__Objective__: Skip the pictures. Reproduce all other material exactly.

__Dataset__:

(begin)

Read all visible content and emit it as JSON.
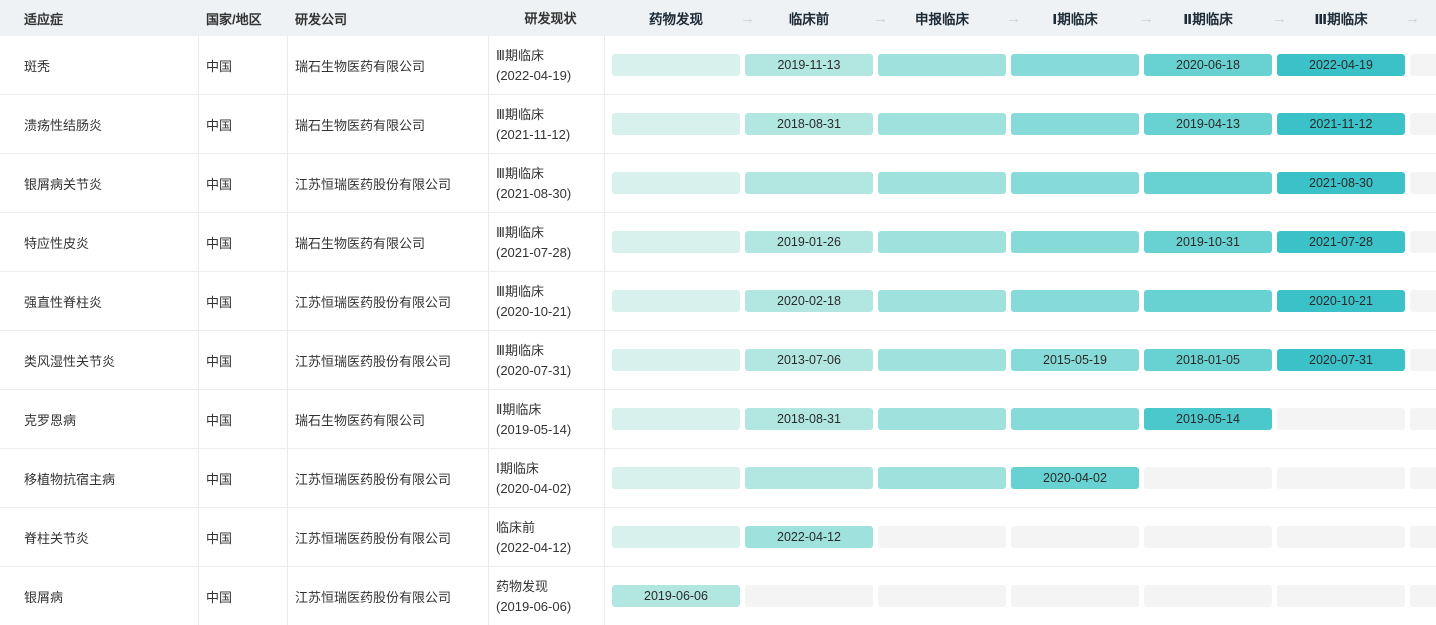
{
  "table": {
    "columns": [
      {
        "label": "适应症"
      },
      {
        "label": "国家/地区"
      },
      {
        "label": "研发公司"
      },
      {
        "label": "研发现状"
      }
    ],
    "stage_columns": [
      "药物发现",
      "临床前",
      "申报临床",
      "Ⅰ期临床",
      "Ⅱ期临床",
      "Ⅲ期临床"
    ],
    "arrow_icon": "→",
    "rows": [
      {
        "indication": "斑秃",
        "country": "中国",
        "company": "瑞石生物医药有限公司",
        "status_stage": "Ⅲ期临床",
        "status_date": "(2022-04-19)",
        "stages": [
          {
            "active": true,
            "date": ""
          },
          {
            "active": true,
            "date": "2019-11-13"
          },
          {
            "active": true,
            "date": ""
          },
          {
            "active": true,
            "date": ""
          },
          {
            "active": true,
            "date": "2020-06-18"
          },
          {
            "active": true,
            "date": "2022-04-19"
          }
        ]
      },
      {
        "indication": "溃疡性结肠炎",
        "country": "中国",
        "company": "瑞石生物医药有限公司",
        "status_stage": "Ⅲ期临床",
        "status_date": "(2021-11-12)",
        "stages": [
          {
            "active": true,
            "date": ""
          },
          {
            "active": true,
            "date": "2018-08-31"
          },
          {
            "active": true,
            "date": ""
          },
          {
            "active": true,
            "date": ""
          },
          {
            "active": true,
            "date": "2019-04-13"
          },
          {
            "active": true,
            "date": "2021-11-12"
          }
        ]
      },
      {
        "indication": "银屑病关节炎",
        "country": "中国",
        "company": "江苏恒瑞医药股份有限公司",
        "status_stage": "Ⅲ期临床",
        "status_date": "(2021-08-30)",
        "stages": [
          {
            "active": true,
            "date": ""
          },
          {
            "active": true,
            "date": ""
          },
          {
            "active": true,
            "date": ""
          },
          {
            "active": true,
            "date": ""
          },
          {
            "active": true,
            "date": ""
          },
          {
            "active": true,
            "date": "2021-08-30"
          }
        ]
      },
      {
        "indication": "特应性皮炎",
        "country": "中国",
        "company": "瑞石生物医药有限公司",
        "status_stage": "Ⅲ期临床",
        "status_date": "(2021-07-28)",
        "stages": [
          {
            "active": true,
            "date": ""
          },
          {
            "active": true,
            "date": "2019-01-26"
          },
          {
            "active": true,
            "date": ""
          },
          {
            "active": true,
            "date": ""
          },
          {
            "active": true,
            "date": "2019-10-31"
          },
          {
            "active": true,
            "date": "2021-07-28"
          }
        ]
      },
      {
        "indication": "强直性脊柱炎",
        "country": "中国",
        "company": "江苏恒瑞医药股份有限公司",
        "status_stage": "Ⅲ期临床",
        "status_date": "(2020-10-21)",
        "stages": [
          {
            "active": true,
            "date": ""
          },
          {
            "active": true,
            "date": "2020-02-18"
          },
          {
            "active": true,
            "date": ""
          },
          {
            "active": true,
            "date": ""
          },
          {
            "active": true,
            "date": ""
          },
          {
            "active": true,
            "date": "2020-10-21"
          }
        ]
      },
      {
        "indication": "类风湿性关节炎",
        "country": "中国",
        "company": "江苏恒瑞医药股份有限公司",
        "status_stage": "Ⅲ期临床",
        "status_date": "(2020-07-31)",
        "stages": [
          {
            "active": true,
            "date": ""
          },
          {
            "active": true,
            "date": "2013-07-06"
          },
          {
            "active": true,
            "date": ""
          },
          {
            "active": true,
            "date": "2015-05-19"
          },
          {
            "active": true,
            "date": "2018-01-05"
          },
          {
            "active": true,
            "date": "2020-07-31"
          }
        ]
      },
      {
        "indication": "克罗恩病",
        "country": "中国",
        "company": "瑞石生物医药有限公司",
        "status_stage": "Ⅱ期临床",
        "status_date": "(2019-05-14)",
        "stages": [
          {
            "active": true,
            "date": ""
          },
          {
            "active": true,
            "date": "2018-08-31"
          },
          {
            "active": true,
            "date": ""
          },
          {
            "active": true,
            "date": ""
          },
          {
            "active": true,
            "date": "2019-05-14"
          },
          {
            "active": false,
            "date": ""
          }
        ]
      },
      {
        "indication": "移植物抗宿主病",
        "country": "中国",
        "company": "江苏恒瑞医药股份有限公司",
        "status_stage": "Ⅰ期临床",
        "status_date": "(2020-04-02)",
        "stages": [
          {
            "active": true,
            "date": ""
          },
          {
            "active": true,
            "date": ""
          },
          {
            "active": true,
            "date": ""
          },
          {
            "active": true,
            "date": "2020-04-02"
          },
          {
            "active": false,
            "date": ""
          },
          {
            "active": false,
            "date": ""
          }
        ]
      },
      {
        "indication": "脊柱关节炎",
        "country": "中国",
        "company": "江苏恒瑞医药股份有限公司",
        "status_stage": "临床前",
        "status_date": "(2022-04-12)",
        "stages": [
          {
            "active": true,
            "date": ""
          },
          {
            "active": true,
            "date": "2022-04-12"
          },
          {
            "active": false,
            "date": ""
          },
          {
            "active": false,
            "date": ""
          },
          {
            "active": false,
            "date": ""
          },
          {
            "active": false,
            "date": ""
          }
        ]
      },
      {
        "indication": "银屑病",
        "country": "中国",
        "company": "江苏恒瑞医药股份有限公司",
        "status_stage": "药物发现",
        "status_date": "(2019-06-06)",
        "stages": [
          {
            "active": true,
            "date": "2019-06-06"
          },
          {
            "active": false,
            "date": ""
          },
          {
            "active": false,
            "date": ""
          },
          {
            "active": false,
            "date": ""
          },
          {
            "active": false,
            "date": ""
          },
          {
            "active": false,
            "date": ""
          }
        ]
      }
    ]
  },
  "colors": {
    "stage_gradient": [
      "#d8f1ec",
      "#b2e7e1",
      "#9fe1dc",
      "#86dad7",
      "#68d1d1",
      "#4ac8cc",
      "#3ac2c8"
    ],
    "inactive_segment": "#f4f4f4",
    "header_bg": "#eef2f4",
    "row_border": "#ebeeef",
    "column_border": "#e8ebed",
    "header_text": "#1d2b36",
    "body_text": "#333333",
    "bar_text": "#2a2a2a",
    "arrow": "#c8d3d6"
  }
}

(end)

__Written solution__:
Read all visible content and emit it as JSON.
{
  "table": {
    "columns": [
      {
        "label": "适应症"
      },
      {
        "label": "国家/地区"
      },
      {
        "label": "研发公司"
      },
      {
        "label": "研发现状"
      }
    ],
    "stage_columns": [
      "药物发现",
      "临床前",
      "申报临床",
      "Ⅰ期临床",
      "Ⅱ期临床",
      "Ⅲ期临床"
    ],
    "arrow_icon": "→",
    "rows": [
      {
        "indication": "斑秃",
        "country": "中国",
        "company": "瑞石生物医药有限公司",
        "status_stage": "Ⅲ期临床",
        "status_date": "(2022-04-19)",
        "stages": [
          {
            "active": true,
            "date": ""
          },
          {
            "active": true,
            "date": "2019-11-13"
          },
          {
            "active": true,
            "date": ""
          },
          {
            "active": true,
            "date": ""
          },
          {
            "active": true,
            "date": "2020-06-18"
          },
          {
            "active": true,
            "date": "2022-04-19"
          }
        ]
      },
      {
        "indication": "溃疡性结肠炎",
        "country": "中国",
        "company": "瑞石生物医药有限公司",
        "status_stage": "Ⅲ期临床",
        "status_date": "(2021-11-12)",
        "stages": [
          {
            "active": true,
            "date": ""
          },
          {
            "active": true,
            "date": "2018-08-31"
          },
          {
            "active": true,
            "date": ""
          },
          {
            "active": true,
            "date": ""
          },
          {
            "active": true,
            "date": "2019-04-13"
          },
          {
            "active": true,
            "date": "2021-11-12"
          }
        ]
      },
      {
        "indication": "银屑病关节炎",
        "country": "中国",
        "company": "江苏恒瑞医药股份有限公司",
        "status_stage": "Ⅲ期临床",
        "status_date": "(2021-08-30)",
        "stages": [
          {
            "active": true,
            "date": ""
          },
          {
            "active": true,
            "date": ""
          },
          {
            "active": true,
            "date": ""
          },
          {
            "active": true,
            "date": ""
          },
          {
            "active": true,
            "date": ""
          },
          {
            "active": true,
            "date": "2021-08-30"
          }
        ]
      },
      {
        "indication": "特应性皮炎",
        "country": "中国",
        "company": "瑞石生物医药有限公司",
        "status_stage": "Ⅲ期临床",
        "status_date": "(2021-07-28)",
        "stages": [
          {
            "active": true,
            "date": ""
          },
          {
            "active": true,
            "date": "2019-01-26"
          },
          {
            "active": true,
            "date": ""
          },
          {
            "active": true,
            "date": ""
          },
          {
            "active": true,
            "date": "2019-10-31"
          },
          {
            "active": true,
            "date": "2021-07-28"
          }
        ]
      },
      {
        "indication": "强直性脊柱炎",
        "country": "中国",
        "company": "江苏恒瑞医药股份有限公司",
        "status_stage": "Ⅲ期临床",
        "status_date": "(2020-10-21)",
        "stages": [
          {
            "active": true,
            "date": ""
          },
          {
            "active": true,
            "date": "2020-02-18"
          },
          {
            "active": true,
            "date": ""
          },
          {
            "active": true,
            "date": ""
          },
          {
            "active": true,
            "date": ""
          },
          {
            "active": true,
            "date": "2020-10-21"
          }
        ]
      },
      {
        "indication": "类风湿性关节炎",
        "country": "中国",
        "company": "江苏恒瑞医药股份有限公司",
        "status_stage": "Ⅲ期临床",
        "status_date": "(2020-07-31)",
        "stages": [
          {
            "active": true,
            "date": ""
          },
          {
            "active": true,
            "date": "2013-07-06"
          },
          {
            "active": true,
            "date": ""
          },
          {
            "active": true,
            "date": "2015-05-19"
          },
          {
            "active": true,
            "date": "2018-01-05"
          },
          {
            "active": true,
            "date": "2020-07-31"
          }
        ]
      },
      {
        "indication": "克罗恩病",
        "country": "中国",
        "company": "瑞石生物医药有限公司",
        "status_stage": "Ⅱ期临床",
        "status_date": "(2019-05-14)",
        "stages": [
          {
            "active": true,
            "date": ""
          },
          {
            "active": true,
            "date": "2018-08-31"
          },
          {
            "active": true,
            "date": ""
          },
          {
            "active": true,
            "date": ""
          },
          {
            "active": true,
            "date": "2019-05-14"
          },
          {
            "active": false,
            "date": ""
          }
        ]
      },
      {
        "indication": "移植物抗宿主病",
        "country": "中国",
        "company": "江苏恒瑞医药股份有限公司",
        "status_stage": "Ⅰ期临床",
        "status_date": "(2020-04-02)",
        "stages": [
          {
            "active": true,
            "date": ""
          },
          {
            "active": true,
            "date": ""
          },
          {
            "active": true,
            "date": ""
          },
          {
            "active": true,
            "date": "2020-04-02"
          },
          {
            "active": false,
            "date": ""
          },
          {
            "active": false,
            "date": ""
          }
        ]
      },
      {
        "indication": "脊柱关节炎",
        "country": "中国",
        "company": "江苏恒瑞医药股份有限公司",
        "status_stage": "临床前",
        "status_date": "(2022-04-12)",
        "stages": [
          {
            "active": true,
            "date": ""
          },
          {
            "active": true,
            "date": "2022-04-12"
          },
          {
            "active": false,
            "date": ""
          },
          {
            "active": false,
            "date": ""
          },
          {
            "active": false,
            "date": ""
          },
          {
            "active": false,
            "date": ""
          }
        ]
      },
      {
        "indication": "银屑病",
        "country": "中国",
        "company": "江苏恒瑞医药股份有限公司",
        "status_stage": "药物发现",
        "status_date": "(2019-06-06)",
        "stages": [
          {
            "active": true,
            "date": "2019-06-06"
          },
          {
            "active": false,
            "date": ""
          },
          {
            "active": false,
            "date": ""
          },
          {
            "active": false,
            "date": ""
          },
          {
            "active": false,
            "date": ""
          },
          {
            "active": false,
            "date": ""
          }
        ]
      }
    ]
  },
  "colors": {
    "stage_gradient": [
      "#d8f1ec",
      "#b2e7e1",
      "#9fe1dc",
      "#86dad7",
      "#68d1d1",
      "#4ac8cc",
      "#3ac2c8"
    ],
    "inactive_segment": "#f4f4f4",
    "header_bg": "#eef2f4",
    "row_border": "#ebeeef",
    "column_border": "#e8ebed",
    "header_text": "#1d2b36",
    "body_text": "#333333",
    "bar_text": "#2a2a2a",
    "arrow": "#c8d3d6"
  }
}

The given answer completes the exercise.